§ **THE PROBLEM**:
Copy every line from the data below in which the string "Conference" can be found.

**** RECORDS FOR THIS TASK

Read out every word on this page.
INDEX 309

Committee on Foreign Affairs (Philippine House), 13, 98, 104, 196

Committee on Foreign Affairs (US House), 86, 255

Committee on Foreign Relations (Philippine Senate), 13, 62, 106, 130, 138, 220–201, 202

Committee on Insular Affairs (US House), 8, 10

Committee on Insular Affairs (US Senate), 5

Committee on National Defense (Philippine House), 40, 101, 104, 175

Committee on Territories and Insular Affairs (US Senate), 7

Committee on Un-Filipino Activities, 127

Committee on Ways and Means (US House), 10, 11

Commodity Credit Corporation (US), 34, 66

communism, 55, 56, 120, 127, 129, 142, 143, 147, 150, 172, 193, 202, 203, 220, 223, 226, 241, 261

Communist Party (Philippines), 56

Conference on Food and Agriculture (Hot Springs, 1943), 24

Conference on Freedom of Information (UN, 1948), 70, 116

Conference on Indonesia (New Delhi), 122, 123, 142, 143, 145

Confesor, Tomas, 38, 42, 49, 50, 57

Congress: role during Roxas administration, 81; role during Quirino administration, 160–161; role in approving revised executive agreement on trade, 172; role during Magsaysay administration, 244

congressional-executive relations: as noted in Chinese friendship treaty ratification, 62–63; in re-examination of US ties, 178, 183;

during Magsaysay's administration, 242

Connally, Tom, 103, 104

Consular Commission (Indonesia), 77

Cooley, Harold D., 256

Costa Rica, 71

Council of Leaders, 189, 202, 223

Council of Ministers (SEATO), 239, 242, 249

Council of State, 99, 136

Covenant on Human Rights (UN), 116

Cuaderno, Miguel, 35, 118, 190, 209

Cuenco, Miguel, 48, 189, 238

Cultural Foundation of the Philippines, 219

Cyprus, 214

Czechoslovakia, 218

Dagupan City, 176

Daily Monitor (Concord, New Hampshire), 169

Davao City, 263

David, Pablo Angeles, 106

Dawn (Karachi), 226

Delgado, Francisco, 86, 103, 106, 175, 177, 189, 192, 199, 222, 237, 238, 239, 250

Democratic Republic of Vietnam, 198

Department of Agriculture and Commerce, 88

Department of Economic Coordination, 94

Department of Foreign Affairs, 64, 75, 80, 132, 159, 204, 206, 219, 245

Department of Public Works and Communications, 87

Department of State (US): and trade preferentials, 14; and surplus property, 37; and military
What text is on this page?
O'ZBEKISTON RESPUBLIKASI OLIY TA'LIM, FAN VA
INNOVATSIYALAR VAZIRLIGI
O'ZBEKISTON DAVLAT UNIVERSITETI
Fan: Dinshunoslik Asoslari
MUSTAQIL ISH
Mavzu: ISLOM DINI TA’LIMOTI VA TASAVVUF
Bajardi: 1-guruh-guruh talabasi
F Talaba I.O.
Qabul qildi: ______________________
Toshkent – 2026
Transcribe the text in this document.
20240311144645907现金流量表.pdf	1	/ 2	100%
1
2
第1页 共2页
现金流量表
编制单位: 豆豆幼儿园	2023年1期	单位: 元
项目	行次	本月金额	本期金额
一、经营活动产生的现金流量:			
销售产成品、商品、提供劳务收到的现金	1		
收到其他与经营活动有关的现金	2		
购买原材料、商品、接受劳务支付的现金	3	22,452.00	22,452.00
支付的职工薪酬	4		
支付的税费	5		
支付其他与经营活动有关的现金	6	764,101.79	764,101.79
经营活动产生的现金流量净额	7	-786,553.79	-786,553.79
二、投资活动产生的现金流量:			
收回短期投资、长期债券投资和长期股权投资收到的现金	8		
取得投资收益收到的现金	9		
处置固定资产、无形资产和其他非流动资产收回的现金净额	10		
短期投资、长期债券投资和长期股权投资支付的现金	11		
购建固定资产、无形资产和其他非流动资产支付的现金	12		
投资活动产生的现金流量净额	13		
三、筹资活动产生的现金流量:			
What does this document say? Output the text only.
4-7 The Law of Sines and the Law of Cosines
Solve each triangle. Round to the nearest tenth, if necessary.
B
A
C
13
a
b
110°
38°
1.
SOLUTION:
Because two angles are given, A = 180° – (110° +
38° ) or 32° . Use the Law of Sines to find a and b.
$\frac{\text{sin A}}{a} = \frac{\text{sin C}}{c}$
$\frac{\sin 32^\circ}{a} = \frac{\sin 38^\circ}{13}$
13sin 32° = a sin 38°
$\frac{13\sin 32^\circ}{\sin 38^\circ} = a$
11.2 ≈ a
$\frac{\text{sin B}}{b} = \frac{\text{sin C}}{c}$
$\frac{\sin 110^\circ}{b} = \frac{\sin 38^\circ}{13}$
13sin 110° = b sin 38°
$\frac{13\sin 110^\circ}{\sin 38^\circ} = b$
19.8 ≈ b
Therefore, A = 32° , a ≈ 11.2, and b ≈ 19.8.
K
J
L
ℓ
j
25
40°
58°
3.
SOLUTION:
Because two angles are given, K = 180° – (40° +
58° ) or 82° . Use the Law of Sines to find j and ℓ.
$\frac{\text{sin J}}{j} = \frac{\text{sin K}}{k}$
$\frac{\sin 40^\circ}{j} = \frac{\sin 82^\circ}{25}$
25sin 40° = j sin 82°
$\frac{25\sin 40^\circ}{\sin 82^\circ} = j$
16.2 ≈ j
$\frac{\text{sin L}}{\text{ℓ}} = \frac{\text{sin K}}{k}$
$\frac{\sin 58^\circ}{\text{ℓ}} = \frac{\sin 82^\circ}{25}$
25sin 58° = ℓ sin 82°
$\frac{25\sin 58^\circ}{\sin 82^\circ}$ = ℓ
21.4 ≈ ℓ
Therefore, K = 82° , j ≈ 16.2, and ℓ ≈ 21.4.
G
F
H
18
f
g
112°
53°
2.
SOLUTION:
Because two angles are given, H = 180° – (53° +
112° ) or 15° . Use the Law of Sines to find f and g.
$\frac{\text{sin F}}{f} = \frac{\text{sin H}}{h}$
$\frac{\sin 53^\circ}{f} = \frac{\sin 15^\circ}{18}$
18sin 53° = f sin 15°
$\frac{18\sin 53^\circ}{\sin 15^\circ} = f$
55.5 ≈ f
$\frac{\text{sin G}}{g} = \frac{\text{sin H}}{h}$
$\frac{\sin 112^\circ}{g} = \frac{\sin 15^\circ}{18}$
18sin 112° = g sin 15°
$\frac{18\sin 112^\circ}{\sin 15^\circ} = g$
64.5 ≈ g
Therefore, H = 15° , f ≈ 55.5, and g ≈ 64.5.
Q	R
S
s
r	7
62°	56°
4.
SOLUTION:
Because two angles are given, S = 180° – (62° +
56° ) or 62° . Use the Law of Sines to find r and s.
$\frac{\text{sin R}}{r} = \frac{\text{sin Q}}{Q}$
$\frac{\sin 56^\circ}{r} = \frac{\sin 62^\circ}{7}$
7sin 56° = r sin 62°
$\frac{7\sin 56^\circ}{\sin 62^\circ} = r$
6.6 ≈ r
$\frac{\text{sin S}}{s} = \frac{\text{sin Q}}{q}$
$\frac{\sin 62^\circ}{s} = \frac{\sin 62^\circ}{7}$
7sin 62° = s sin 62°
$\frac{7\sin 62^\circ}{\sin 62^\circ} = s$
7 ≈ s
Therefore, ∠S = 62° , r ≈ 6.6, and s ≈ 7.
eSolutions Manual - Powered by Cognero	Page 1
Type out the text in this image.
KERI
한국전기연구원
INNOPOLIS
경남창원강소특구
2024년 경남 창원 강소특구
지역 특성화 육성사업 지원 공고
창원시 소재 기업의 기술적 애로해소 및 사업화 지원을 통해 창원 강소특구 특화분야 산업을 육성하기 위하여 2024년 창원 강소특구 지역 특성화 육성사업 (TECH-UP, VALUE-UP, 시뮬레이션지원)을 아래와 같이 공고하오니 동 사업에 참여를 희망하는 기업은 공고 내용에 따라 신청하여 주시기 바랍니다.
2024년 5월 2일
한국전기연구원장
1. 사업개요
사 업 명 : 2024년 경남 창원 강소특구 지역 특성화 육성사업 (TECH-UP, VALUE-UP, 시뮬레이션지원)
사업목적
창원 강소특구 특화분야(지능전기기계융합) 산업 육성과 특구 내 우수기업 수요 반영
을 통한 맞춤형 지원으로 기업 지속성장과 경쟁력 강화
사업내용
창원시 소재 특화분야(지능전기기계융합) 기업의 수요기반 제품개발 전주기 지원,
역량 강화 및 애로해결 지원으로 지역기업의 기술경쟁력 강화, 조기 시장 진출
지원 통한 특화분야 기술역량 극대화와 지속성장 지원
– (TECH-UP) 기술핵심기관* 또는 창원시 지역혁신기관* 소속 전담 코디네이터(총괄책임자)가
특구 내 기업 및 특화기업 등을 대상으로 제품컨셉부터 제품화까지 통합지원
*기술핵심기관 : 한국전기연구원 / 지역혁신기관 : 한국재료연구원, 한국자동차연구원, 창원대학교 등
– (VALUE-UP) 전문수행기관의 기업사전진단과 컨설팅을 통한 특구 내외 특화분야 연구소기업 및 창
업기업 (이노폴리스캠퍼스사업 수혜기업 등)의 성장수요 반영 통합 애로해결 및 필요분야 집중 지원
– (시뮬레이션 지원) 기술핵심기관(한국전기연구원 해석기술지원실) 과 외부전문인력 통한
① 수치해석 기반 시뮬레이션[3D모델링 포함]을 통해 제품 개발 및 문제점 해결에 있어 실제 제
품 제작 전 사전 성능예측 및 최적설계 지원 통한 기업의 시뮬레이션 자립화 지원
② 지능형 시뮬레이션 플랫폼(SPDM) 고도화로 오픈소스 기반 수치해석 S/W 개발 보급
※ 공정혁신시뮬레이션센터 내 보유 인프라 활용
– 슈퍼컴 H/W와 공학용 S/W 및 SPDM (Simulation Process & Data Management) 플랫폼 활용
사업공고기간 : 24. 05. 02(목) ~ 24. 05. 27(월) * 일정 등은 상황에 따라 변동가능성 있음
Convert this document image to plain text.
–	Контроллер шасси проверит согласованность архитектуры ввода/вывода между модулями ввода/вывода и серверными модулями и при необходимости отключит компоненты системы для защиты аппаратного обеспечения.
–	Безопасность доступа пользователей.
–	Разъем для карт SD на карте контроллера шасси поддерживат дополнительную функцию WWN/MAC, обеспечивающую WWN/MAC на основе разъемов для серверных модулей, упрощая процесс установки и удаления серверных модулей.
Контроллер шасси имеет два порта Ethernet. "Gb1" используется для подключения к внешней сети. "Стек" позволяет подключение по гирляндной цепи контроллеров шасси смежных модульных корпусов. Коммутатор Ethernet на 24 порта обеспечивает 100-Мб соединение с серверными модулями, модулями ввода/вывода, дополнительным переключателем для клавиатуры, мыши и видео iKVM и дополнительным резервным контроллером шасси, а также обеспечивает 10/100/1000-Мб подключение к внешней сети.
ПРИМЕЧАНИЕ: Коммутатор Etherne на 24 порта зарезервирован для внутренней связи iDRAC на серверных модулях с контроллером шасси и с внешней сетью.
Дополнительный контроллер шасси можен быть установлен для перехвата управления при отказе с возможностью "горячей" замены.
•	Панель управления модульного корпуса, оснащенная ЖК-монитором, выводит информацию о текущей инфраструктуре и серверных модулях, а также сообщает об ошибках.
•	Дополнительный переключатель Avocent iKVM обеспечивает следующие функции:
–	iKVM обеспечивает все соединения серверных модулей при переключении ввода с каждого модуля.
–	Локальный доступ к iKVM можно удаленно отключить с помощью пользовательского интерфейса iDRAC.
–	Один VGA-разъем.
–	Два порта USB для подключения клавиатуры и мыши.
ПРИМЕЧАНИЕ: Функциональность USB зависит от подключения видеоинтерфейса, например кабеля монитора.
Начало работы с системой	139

********

§ **FULL ANSWER**:
Conference on Food and Agriculture (Hot Springs, 1943), 24
Conference on Freedom of Information (UN, 1948), 70, 116
Conference on Indonesia (New Delhi), 122, 123, 142, 143, 145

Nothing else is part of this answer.